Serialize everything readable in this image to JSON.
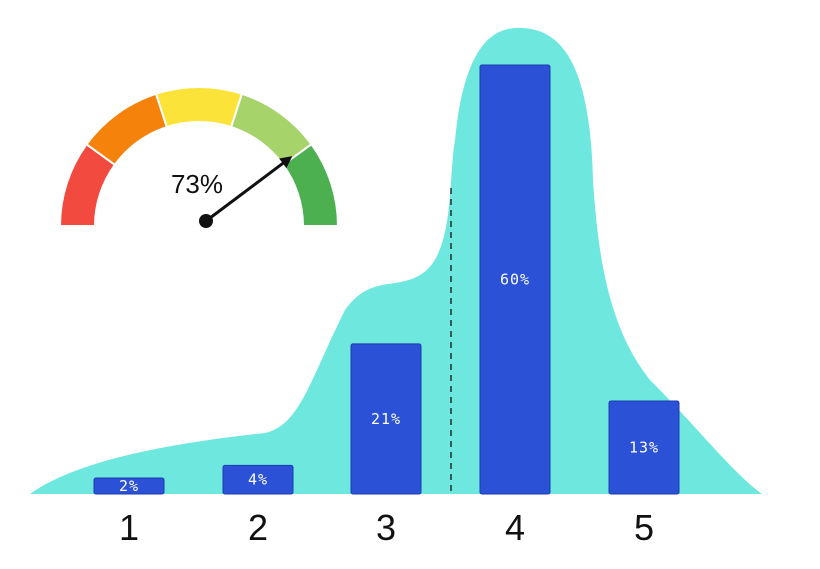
{
  "colors": {
    "background": "#ffffff",
    "distribution_area": "#6ee8de",
    "bar_fill": "#2b52d6",
    "gauge_needle": "#111111"
  },
  "gauge": {
    "value": 73,
    "label": "73%",
    "segment_colors": [
      "#f24a3f",
      "#f5820a",
      "#fce33a",
      "#a6d36a",
      "#4caf50"
    ]
  },
  "chart_data": {
    "type": "bar",
    "categories": [
      "1",
      "2",
      "3",
      "4",
      "5"
    ],
    "values": [
      2,
      4,
      21,
      60,
      13
    ],
    "value_labels": [
      "2%",
      "4%",
      "21%",
      "60%",
      "13%"
    ],
    "unit": "%",
    "title": "",
    "xlabel": "",
    "ylabel": "",
    "ylim": [
      0,
      60
    ],
    "grid": false,
    "legend": "none",
    "overlay": "smooth distribution area behind bars",
    "reference_line": "dashed vertical line between categories 3 and 4"
  }
}
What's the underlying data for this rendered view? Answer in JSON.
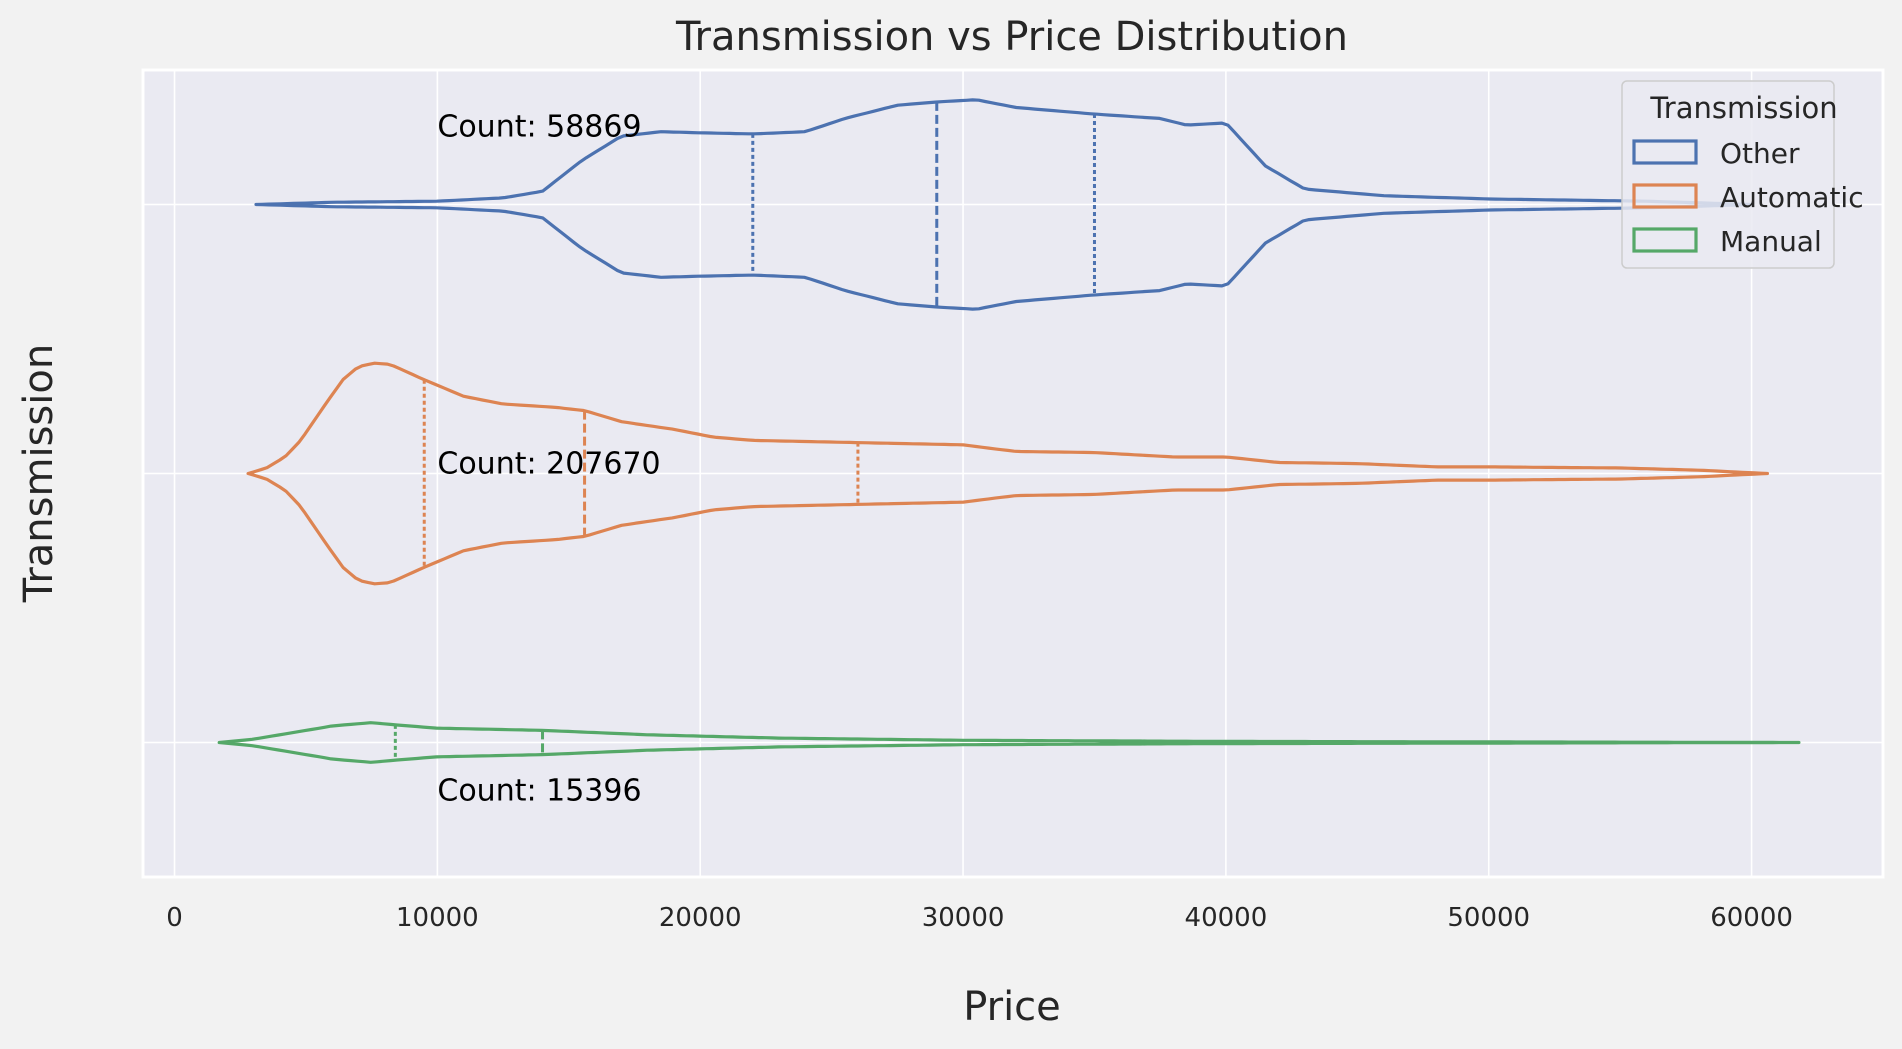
{
  "chart_data": {
    "type": "violin",
    "orientation": "horizontal",
    "title": "Transmission vs Price Distribution",
    "xlabel": "Price",
    "ylabel": "Transmission",
    "xlim": [
      -1200,
      65000
    ],
    "xticks": [
      0,
      10000,
      20000,
      30000,
      40000,
      50000,
      60000
    ],
    "grid": true,
    "inner": "quartile",
    "legend": {
      "title": "Transmission",
      "placement": "top-right",
      "entries": [
        "Other",
        "Automatic",
        "Manual"
      ]
    },
    "series": [
      {
        "name": "Other",
        "color": "#4c72b0",
        "count_label": "Count: 58869",
        "range": [
          3100,
          60000
        ],
        "quartiles": [
          22000,
          29000,
          35000
        ],
        "density": [
          [
            3100,
            0.0
          ],
          [
            6000,
            0.02
          ],
          [
            10000,
            0.03
          ],
          [
            12500,
            0.06
          ],
          [
            14000,
            0.12
          ],
          [
            15500,
            0.4
          ],
          [
            17000,
            0.62
          ],
          [
            18500,
            0.66
          ],
          [
            20000,
            0.65
          ],
          [
            22000,
            0.64
          ],
          [
            24000,
            0.66
          ],
          [
            25500,
            0.78
          ],
          [
            27500,
            0.9
          ],
          [
            29000,
            0.93
          ],
          [
            30500,
            0.95
          ],
          [
            32000,
            0.88
          ],
          [
            35000,
            0.82
          ],
          [
            37500,
            0.78
          ],
          [
            38500,
            0.72
          ],
          [
            40000,
            0.74
          ],
          [
            41500,
            0.35
          ],
          [
            43000,
            0.14
          ],
          [
            46000,
            0.08
          ],
          [
            50000,
            0.05
          ],
          [
            53000,
            0.04
          ],
          [
            56000,
            0.03
          ],
          [
            60000,
            0.0
          ]
        ]
      },
      {
        "name": "Automatic",
        "color": "#dd8452",
        "count_label": "Count: 207670",
        "range": [
          2800,
          60600
        ],
        "quartiles": [
          9500,
          15600,
          26000
        ],
        "density": [
          [
            2800,
            0.0
          ],
          [
            3500,
            0.05
          ],
          [
            4200,
            0.15
          ],
          [
            4800,
            0.3
          ],
          [
            5600,
            0.58
          ],
          [
            6400,
            0.85
          ],
          [
            7000,
            0.97
          ],
          [
            7600,
            1.0
          ],
          [
            8200,
            0.99
          ],
          [
            9500,
            0.85
          ],
          [
            11000,
            0.7
          ],
          [
            12500,
            0.63
          ],
          [
            14500,
            0.6
          ],
          [
            15600,
            0.57
          ],
          [
            17000,
            0.47
          ],
          [
            19000,
            0.4
          ],
          [
            20500,
            0.33
          ],
          [
            22000,
            0.3
          ],
          [
            24000,
            0.29
          ],
          [
            26000,
            0.28
          ],
          [
            28000,
            0.27
          ],
          [
            30000,
            0.26
          ],
          [
            32000,
            0.2
          ],
          [
            35000,
            0.19
          ],
          [
            38000,
            0.15
          ],
          [
            40000,
            0.15
          ],
          [
            42000,
            0.1
          ],
          [
            45000,
            0.09
          ],
          [
            48000,
            0.06
          ],
          [
            50000,
            0.06
          ],
          [
            55000,
            0.05
          ],
          [
            58000,
            0.03
          ],
          [
            60600,
            0.0
          ]
        ]
      },
      {
        "name": "Manual",
        "color": "#55a868",
        "count_label": "Count: 15396",
        "range": [
          1700,
          61800
        ],
        "quartiles": [
          8400,
          14000
        ],
        "density": [
          [
            1700,
            0.0
          ],
          [
            3000,
            0.03
          ],
          [
            4500,
            0.09
          ],
          [
            6000,
            0.15
          ],
          [
            7500,
            0.18
          ],
          [
            8400,
            0.16
          ],
          [
            10000,
            0.13
          ],
          [
            14000,
            0.11
          ],
          [
            18000,
            0.07
          ],
          [
            23000,
            0.04
          ],
          [
            30000,
            0.02
          ],
          [
            40000,
            0.01
          ],
          [
            61800,
            0.0
          ]
        ]
      }
    ]
  }
}
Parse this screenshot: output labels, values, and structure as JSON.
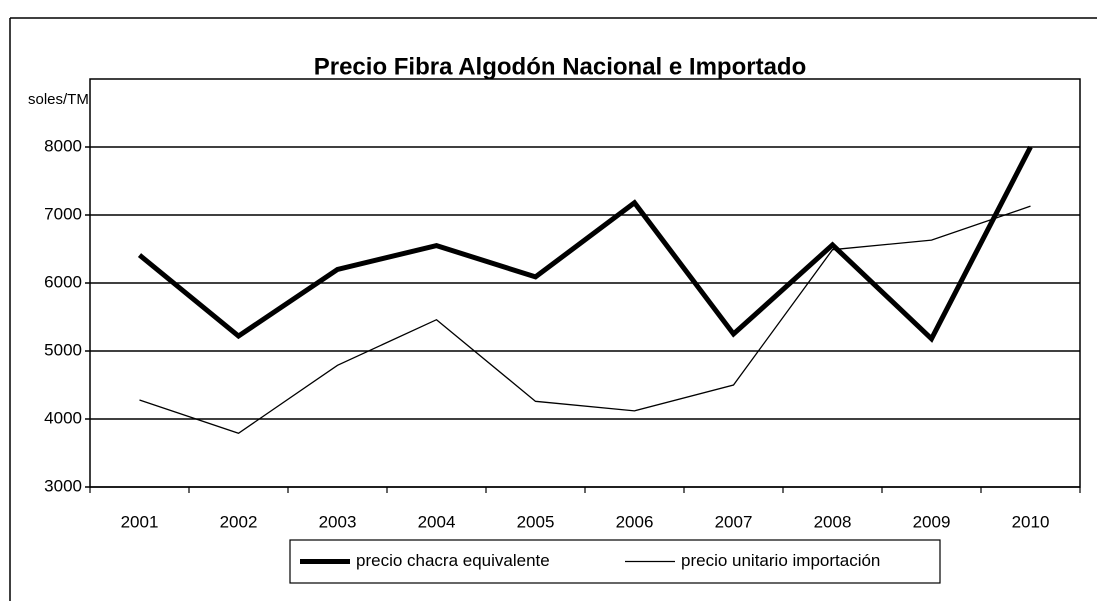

*-*-*

**What this task involves:**
Working from the listing above, pick out every line that has "categories" and copy it.

**Answer to the problem:**
    "categories": [
    "reference_line": "dashed vertical line between categories 3 and 4"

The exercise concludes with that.